Exercise goal
Make a tally of the lines in the records that include the string "Waist", and give only that number.

-- START --

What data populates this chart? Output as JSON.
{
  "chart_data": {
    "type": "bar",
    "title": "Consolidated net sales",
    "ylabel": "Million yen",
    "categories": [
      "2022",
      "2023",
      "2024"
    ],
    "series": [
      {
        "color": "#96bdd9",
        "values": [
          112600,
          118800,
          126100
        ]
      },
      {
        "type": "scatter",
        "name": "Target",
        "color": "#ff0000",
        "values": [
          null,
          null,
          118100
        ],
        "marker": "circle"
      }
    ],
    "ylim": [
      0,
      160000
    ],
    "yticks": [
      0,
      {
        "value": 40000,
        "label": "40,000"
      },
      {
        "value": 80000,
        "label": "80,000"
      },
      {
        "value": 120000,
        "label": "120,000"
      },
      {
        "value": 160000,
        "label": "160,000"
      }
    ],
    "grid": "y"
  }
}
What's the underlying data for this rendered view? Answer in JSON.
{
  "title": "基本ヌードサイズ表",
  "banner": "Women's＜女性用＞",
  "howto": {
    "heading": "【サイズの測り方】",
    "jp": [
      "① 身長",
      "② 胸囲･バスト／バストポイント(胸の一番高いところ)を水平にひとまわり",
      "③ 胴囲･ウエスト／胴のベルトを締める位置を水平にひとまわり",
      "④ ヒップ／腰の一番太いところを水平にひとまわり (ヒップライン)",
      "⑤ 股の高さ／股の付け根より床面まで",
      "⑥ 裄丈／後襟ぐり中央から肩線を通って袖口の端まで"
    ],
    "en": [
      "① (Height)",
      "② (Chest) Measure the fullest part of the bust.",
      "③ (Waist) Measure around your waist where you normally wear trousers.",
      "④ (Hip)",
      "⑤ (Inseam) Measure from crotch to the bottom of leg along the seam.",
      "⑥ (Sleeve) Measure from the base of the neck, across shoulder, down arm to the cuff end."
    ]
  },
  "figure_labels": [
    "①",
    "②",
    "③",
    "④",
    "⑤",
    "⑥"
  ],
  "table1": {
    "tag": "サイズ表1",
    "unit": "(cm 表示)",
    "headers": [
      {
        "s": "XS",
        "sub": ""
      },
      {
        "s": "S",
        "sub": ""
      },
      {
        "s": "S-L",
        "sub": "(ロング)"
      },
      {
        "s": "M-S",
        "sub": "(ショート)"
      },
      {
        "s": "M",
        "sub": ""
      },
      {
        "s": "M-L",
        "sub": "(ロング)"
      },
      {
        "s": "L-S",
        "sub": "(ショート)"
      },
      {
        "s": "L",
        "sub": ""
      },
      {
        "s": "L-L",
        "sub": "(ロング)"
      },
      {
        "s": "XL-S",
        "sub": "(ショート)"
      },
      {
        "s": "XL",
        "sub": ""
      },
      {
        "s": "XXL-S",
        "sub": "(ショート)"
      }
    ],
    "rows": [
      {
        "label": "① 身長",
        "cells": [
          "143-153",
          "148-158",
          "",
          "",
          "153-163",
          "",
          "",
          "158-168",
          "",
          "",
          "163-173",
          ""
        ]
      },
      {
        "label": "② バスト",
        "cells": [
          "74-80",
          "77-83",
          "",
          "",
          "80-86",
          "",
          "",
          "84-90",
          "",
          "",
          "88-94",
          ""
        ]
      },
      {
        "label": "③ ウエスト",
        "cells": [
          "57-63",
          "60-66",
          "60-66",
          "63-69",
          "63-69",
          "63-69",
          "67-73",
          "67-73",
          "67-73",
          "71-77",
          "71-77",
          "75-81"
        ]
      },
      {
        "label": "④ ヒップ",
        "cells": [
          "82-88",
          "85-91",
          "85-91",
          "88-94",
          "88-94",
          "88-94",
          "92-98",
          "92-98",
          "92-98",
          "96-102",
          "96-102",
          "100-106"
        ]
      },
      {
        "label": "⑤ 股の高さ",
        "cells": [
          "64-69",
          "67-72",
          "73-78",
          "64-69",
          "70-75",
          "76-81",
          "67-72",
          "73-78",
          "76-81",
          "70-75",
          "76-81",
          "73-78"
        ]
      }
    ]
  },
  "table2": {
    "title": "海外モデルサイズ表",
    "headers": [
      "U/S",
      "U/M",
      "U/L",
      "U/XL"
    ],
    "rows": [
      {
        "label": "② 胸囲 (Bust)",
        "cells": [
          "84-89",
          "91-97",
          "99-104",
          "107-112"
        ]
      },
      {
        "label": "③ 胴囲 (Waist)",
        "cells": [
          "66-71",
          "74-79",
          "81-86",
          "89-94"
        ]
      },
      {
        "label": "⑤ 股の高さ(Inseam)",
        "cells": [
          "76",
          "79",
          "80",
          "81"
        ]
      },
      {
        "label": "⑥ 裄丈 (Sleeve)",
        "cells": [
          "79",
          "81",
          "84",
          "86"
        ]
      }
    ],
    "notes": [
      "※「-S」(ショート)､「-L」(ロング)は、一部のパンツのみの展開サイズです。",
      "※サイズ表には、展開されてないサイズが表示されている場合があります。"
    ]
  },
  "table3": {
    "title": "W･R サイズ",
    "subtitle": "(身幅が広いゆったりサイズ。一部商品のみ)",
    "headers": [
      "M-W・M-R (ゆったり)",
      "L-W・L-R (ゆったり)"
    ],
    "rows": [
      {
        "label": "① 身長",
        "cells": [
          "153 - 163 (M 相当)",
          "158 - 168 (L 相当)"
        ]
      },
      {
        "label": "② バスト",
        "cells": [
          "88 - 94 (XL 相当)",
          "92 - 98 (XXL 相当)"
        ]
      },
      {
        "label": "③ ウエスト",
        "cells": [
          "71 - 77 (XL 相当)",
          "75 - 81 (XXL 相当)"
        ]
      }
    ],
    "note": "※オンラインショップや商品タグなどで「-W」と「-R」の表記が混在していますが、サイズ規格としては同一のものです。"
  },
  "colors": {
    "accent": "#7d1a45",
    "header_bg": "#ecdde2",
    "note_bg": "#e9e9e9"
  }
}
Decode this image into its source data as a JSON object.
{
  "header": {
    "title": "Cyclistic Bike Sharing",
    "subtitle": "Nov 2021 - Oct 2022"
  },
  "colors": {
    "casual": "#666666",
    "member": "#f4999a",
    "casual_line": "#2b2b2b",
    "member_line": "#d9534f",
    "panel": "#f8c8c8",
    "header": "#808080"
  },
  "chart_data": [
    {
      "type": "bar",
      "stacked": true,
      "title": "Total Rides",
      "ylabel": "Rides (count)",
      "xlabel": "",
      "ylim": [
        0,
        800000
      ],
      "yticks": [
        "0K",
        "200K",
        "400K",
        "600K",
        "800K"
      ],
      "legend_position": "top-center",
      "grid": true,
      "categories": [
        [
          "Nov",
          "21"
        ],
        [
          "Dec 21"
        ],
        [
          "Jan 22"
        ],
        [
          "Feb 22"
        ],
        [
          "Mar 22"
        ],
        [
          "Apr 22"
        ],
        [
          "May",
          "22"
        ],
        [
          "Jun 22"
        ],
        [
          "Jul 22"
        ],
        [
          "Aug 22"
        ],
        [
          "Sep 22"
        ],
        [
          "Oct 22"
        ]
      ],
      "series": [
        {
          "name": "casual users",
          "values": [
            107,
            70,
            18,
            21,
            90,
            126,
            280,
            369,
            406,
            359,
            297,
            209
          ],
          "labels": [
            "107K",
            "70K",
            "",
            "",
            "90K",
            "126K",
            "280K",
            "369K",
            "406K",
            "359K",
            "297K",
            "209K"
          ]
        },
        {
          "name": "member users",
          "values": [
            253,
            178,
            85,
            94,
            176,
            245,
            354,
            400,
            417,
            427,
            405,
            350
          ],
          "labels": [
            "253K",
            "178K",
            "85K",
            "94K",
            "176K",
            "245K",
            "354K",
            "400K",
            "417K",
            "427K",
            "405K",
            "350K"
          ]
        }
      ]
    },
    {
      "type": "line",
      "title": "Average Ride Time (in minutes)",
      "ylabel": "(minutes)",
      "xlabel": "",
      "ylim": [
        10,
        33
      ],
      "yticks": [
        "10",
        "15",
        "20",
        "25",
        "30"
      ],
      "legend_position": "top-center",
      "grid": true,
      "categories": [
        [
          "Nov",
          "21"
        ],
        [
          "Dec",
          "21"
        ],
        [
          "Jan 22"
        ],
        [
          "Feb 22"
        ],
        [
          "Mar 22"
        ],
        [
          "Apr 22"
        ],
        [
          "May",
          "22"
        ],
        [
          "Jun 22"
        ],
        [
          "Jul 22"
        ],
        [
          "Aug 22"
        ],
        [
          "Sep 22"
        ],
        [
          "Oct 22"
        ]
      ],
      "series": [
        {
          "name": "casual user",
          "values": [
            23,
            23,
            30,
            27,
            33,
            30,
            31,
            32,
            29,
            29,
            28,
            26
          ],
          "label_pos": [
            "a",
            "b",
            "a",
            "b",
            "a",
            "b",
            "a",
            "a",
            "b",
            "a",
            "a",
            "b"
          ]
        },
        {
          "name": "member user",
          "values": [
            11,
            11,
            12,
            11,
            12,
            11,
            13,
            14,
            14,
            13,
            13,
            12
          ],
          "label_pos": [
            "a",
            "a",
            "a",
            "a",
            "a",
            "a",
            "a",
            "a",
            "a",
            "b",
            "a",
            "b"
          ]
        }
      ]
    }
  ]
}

-- END --

Final result
2